BEGIN Data shown
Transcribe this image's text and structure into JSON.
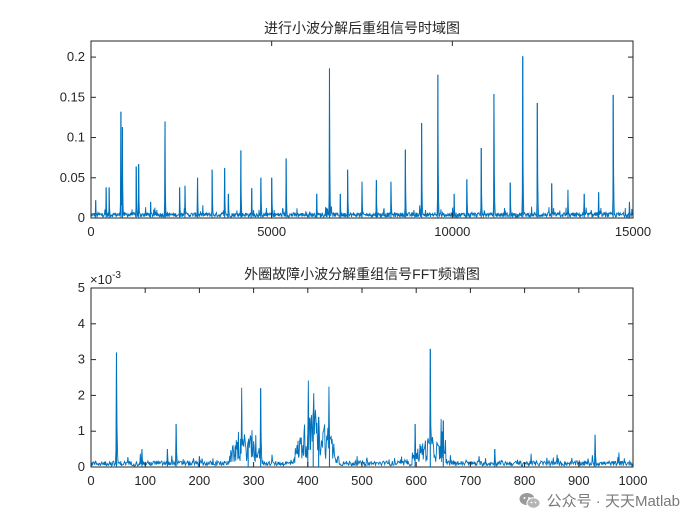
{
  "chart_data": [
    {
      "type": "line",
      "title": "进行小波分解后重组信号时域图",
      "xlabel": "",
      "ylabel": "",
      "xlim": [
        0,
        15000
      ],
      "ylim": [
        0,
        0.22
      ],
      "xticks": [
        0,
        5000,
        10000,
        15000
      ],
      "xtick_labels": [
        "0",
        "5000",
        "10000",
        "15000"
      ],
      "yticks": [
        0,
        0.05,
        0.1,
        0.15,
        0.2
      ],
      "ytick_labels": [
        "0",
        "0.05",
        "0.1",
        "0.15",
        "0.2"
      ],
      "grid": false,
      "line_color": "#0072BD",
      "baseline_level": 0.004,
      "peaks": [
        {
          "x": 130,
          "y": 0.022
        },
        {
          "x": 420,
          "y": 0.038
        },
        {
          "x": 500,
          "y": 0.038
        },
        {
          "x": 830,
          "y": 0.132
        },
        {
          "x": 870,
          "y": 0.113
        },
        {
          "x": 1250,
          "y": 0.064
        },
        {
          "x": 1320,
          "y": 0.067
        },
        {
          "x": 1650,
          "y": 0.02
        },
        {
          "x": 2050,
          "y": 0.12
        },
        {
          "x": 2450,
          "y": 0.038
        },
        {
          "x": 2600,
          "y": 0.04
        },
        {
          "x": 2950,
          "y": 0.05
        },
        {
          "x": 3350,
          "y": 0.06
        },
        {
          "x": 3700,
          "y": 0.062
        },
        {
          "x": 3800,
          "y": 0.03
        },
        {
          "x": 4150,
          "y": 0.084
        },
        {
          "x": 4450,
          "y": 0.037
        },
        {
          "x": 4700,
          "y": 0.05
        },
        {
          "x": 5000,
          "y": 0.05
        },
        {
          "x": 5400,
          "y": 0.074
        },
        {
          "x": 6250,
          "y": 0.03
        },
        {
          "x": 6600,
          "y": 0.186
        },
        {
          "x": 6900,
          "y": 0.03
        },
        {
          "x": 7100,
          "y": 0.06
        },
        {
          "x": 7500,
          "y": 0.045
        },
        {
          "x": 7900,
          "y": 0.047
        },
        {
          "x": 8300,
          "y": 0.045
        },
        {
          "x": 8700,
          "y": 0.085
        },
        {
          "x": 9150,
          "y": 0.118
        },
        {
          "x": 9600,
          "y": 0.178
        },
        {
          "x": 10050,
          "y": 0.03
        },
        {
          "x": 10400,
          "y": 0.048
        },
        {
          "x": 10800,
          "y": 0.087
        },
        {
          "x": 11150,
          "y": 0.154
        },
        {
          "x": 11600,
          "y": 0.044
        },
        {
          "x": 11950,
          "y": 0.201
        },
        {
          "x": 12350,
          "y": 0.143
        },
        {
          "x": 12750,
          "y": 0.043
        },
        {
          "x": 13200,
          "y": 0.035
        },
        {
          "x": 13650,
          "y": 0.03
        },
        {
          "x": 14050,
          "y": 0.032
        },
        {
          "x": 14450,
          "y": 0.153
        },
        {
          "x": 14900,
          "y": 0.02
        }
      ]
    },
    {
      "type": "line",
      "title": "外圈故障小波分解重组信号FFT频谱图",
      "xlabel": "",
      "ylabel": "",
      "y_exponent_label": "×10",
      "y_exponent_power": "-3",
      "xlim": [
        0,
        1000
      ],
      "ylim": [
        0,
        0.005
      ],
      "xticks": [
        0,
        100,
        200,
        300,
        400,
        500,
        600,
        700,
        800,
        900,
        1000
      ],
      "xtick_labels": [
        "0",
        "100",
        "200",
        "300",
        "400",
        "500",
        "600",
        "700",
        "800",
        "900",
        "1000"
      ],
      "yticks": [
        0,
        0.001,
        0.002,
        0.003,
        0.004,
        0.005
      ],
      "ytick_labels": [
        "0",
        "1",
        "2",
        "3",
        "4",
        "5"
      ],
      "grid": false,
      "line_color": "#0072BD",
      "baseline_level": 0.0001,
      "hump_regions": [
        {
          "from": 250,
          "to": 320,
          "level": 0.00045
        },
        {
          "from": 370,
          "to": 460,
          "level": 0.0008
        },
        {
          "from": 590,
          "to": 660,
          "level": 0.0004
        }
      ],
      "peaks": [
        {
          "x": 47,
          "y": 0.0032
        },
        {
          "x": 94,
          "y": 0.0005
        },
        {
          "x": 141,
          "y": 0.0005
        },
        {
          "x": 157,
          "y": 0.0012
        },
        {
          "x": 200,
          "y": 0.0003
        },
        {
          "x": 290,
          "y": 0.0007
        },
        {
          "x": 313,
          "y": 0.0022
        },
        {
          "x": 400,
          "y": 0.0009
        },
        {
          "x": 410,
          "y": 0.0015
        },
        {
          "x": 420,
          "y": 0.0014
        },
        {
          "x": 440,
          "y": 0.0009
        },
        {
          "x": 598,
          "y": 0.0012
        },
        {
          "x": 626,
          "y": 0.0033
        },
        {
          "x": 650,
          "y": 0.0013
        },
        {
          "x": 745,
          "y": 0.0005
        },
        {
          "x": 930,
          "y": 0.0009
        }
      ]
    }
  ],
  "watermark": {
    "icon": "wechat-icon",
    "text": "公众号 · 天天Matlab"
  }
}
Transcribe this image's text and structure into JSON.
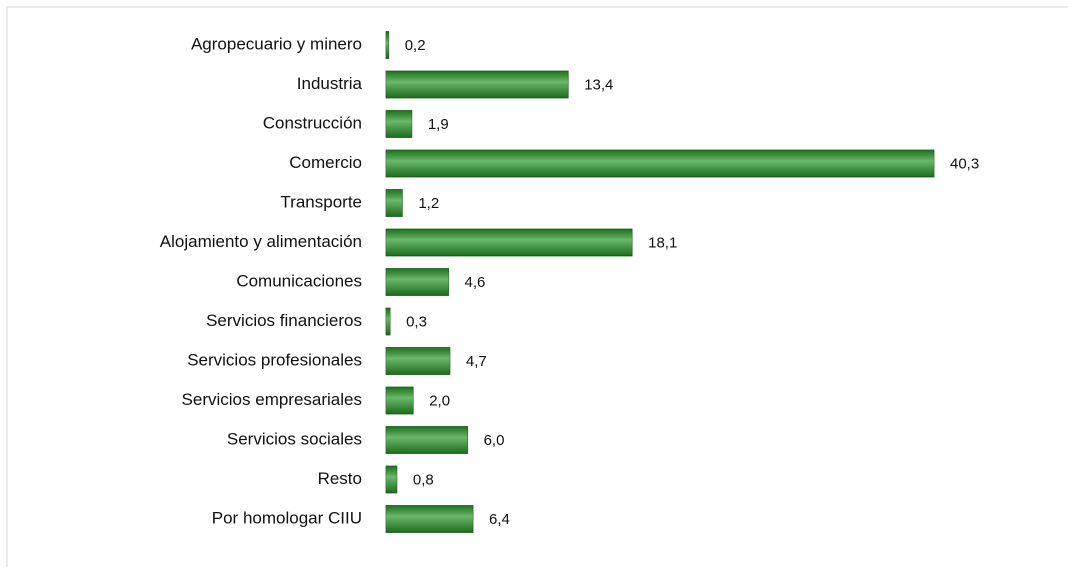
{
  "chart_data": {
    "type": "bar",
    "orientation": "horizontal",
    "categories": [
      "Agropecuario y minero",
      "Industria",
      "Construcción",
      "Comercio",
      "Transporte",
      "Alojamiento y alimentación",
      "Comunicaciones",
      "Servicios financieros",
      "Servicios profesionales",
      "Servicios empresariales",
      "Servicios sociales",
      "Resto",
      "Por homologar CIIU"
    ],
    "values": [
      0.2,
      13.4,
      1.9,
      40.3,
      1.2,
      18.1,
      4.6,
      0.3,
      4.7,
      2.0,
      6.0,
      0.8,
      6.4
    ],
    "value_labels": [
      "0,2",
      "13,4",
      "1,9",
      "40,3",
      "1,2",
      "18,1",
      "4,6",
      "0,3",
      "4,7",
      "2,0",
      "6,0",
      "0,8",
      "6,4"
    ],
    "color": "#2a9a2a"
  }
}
END Data shown
■ What you should do:
All the lines above are to be given again exactly as they read, with the pictures removed.

■ Exercise output:
Transcribe this image's text and structure into JSON.
{
  "chart_data": [
    {
      "type": "line",
      "title": "进行小波分解后重组信号时域图",
      "xlabel": "",
      "ylabel": "",
      "xlim": [
        0,
        15000
      ],
      "ylim": [
        0,
        0.22
      ],
      "xticks": [
        0,
        5000,
        10000,
        15000
      ],
      "xtick_labels": [
        "0",
        "5000",
        "10000",
        "15000"
      ],
      "yticks": [
        0,
        0.05,
        0.1,
        0.15,
        0.2
      ],
      "ytick_labels": [
        "0",
        "0.05",
        "0.1",
        "0.15",
        "0.2"
      ],
      "grid": false,
      "line_color": "#0072BD",
      "baseline_level": 0.004,
      "peaks": [
        {
          "x": 130,
          "y": 0.022
        },
        {
          "x": 420,
          "y": 0.038
        },
        {
          "x": 500,
          "y": 0.038
        },
        {
          "x": 830,
          "y": 0.132
        },
        {
          "x": 870,
          "y": 0.113
        },
        {
          "x": 1250,
          "y": 0.064
        },
        {
          "x": 1320,
          "y": 0.067
        },
        {
          "x": 1650,
          "y": 0.02
        },
        {
          "x": 2050,
          "y": 0.12
        },
        {
          "x": 2450,
          "y": 0.038
        },
        {
          "x": 2600,
          "y": 0.04
        },
        {
          "x": 2950,
          "y": 0.05
        },
        {
          "x": 3350,
          "y": 0.06
        },
        {
          "x": 3700,
          "y": 0.062
        },
        {
          "x": 3800,
          "y": 0.03
        },
        {
          "x": 4150,
          "y": 0.084
        },
        {
          "x": 4450,
          "y": 0.037
        },
        {
          "x": 4700,
          "y": 0.05
        },
        {
          "x": 5000,
          "y": 0.05
        },
        {
          "x": 5400,
          "y": 0.074
        },
        {
          "x": 6250,
          "y": 0.03
        },
        {
          "x": 6600,
          "y": 0.186
        },
        {
          "x": 6900,
          "y": 0.03
        },
        {
          "x": 7100,
          "y": 0.06
        },
        {
          "x": 7500,
          "y": 0.045
        },
        {
          "x": 7900,
          "y": 0.047
        },
        {
          "x": 8300,
          "y": 0.045
        },
        {
          "x": 8700,
          "y": 0.085
        },
        {
          "x": 9150,
          "y": 0.118
        },
        {
          "x": 9600,
          "y": 0.178
        },
        {
          "x": 10050,
          "y": 0.03
        },
        {
          "x": 10400,
          "y": 0.048
        },
        {
          "x": 10800,
          "y": 0.087
        },
        {
          "x": 11150,
          "y": 0.154
        },
        {
          "x": 11600,
          "y": 0.044
        },
        {
          "x": 11950,
          "y": 0.201
        },
        {
          "x": 12350,
          "y": 0.143
        },
        {
          "x": 12750,
          "y": 0.043
        },
        {
          "x": 13200,
          "y": 0.035
        },
        {
          "x": 13650,
          "y": 0.03
        },
        {
          "x": 14050,
          "y": 0.032
        },
        {
          "x": 14450,
          "y": 0.153
        },
        {
          "x": 14900,
          "y": 0.02
        }
      ]
    },
    {
      "type": "line",
      "title": "外圈故障小波分解重组信号FFT频谱图",
      "xlabel": "",
      "ylabel": "",
      "y_exponent_label": "×10",
      "y_exponent_power": "-3",
      "xlim": [
        0,
        1000
      ],
      "ylim": [
        0,
        0.005
      ],
      "xticks": [
        0,
        100,
        200,
        300,
        400,
        500,
        600,
        700,
        800,
        900,
        1000
      ],
      "xtick_labels": [
        "0",
        "100",
        "200",
        "300",
        "400",
        "500",
        "600",
        "700",
        "800",
        "900",
        "1000"
      ],
      "yticks": [
        0,
        0.001,
        0.002,
        0.003,
        0.004,
        0.005
      ],
      "ytick_labels": [
        "0",
        "1",
        "2",
        "3",
        "4",
        "5"
      ],
      "grid": false,
      "line_color": "#0072BD",
      "baseline_level": 0.0001,
      "hump_regions": [
        {
          "from": 250,
          "to": 320,
          "level": 0.00045
        },
        {
          "from": 370,
          "to": 460,
          "level": 0.0008
        },
        {
          "from": 590,
          "to": 660,
          "level": 0.0004
        }
      ],
      "peaks": [
        {
          "x": 47,
          "y": 0.0032
        },
        {
          "x": 94,
          "y": 0.0005
        },
        {
          "x": 141,
          "y": 0.0005
        },
        {
          "x": 157,
          "y": 0.0012
        },
        {
          "x": 200,
          "y": 0.0003
        },
        {
          "x": 290,
          "y": 0.0007
        },
        {
          "x": 313,
          "y": 0.0022
        },
        {
          "x": 400,
          "y": 0.0009
        },
        {
          "x": 410,
          "y": 0.0015
        },
        {
          "x": 420,
          "y": 0.0014
        },
        {
          "x": 440,
          "y": 0.0009
        },
        {
          "x": 598,
          "y": 0.0012
        },
        {
          "x": 626,
          "y": 0.0033
        },
        {
          "x": 650,
          "y": 0.0013
        },
        {
          "x": 745,
          "y": 0.0005
        },
        {
          "x": 930,
          "y": 0.0009
        }
      ]
    }
  ],
  "watermark": {
    "icon": "wechat-icon",
    "text": "公众号 · 天天Matlab"
  }
}
Transcribe this image's text and structure into JSON.
{
  "chart_data": {
    "type": "bar",
    "orientation": "horizontal",
    "categories": [
      "Agropecuario y minero",
      "Industria",
      "Construcción",
      "Comercio",
      "Transporte",
      "Alojamiento y alimentación",
      "Comunicaciones",
      "Servicios financieros",
      "Servicios profesionales",
      "Servicios empresariales",
      "Servicios sociales",
      "Resto",
      "Por homologar CIIU"
    ],
    "values": [
      0.2,
      13.4,
      1.9,
      40.3,
      1.2,
      18.1,
      4.6,
      0.3,
      4.7,
      2.0,
      6.0,
      0.8,
      6.4
    ],
    "value_labels": [
      "0,2",
      "13,4",
      "1,9",
      "40,3",
      "1,2",
      "18,1",
      "4,6",
      "0,3",
      "4,7",
      "2,0",
      "6,0",
      "0,8",
      "6,4"
    ],
    "color": "#2a9a2a"
  }
}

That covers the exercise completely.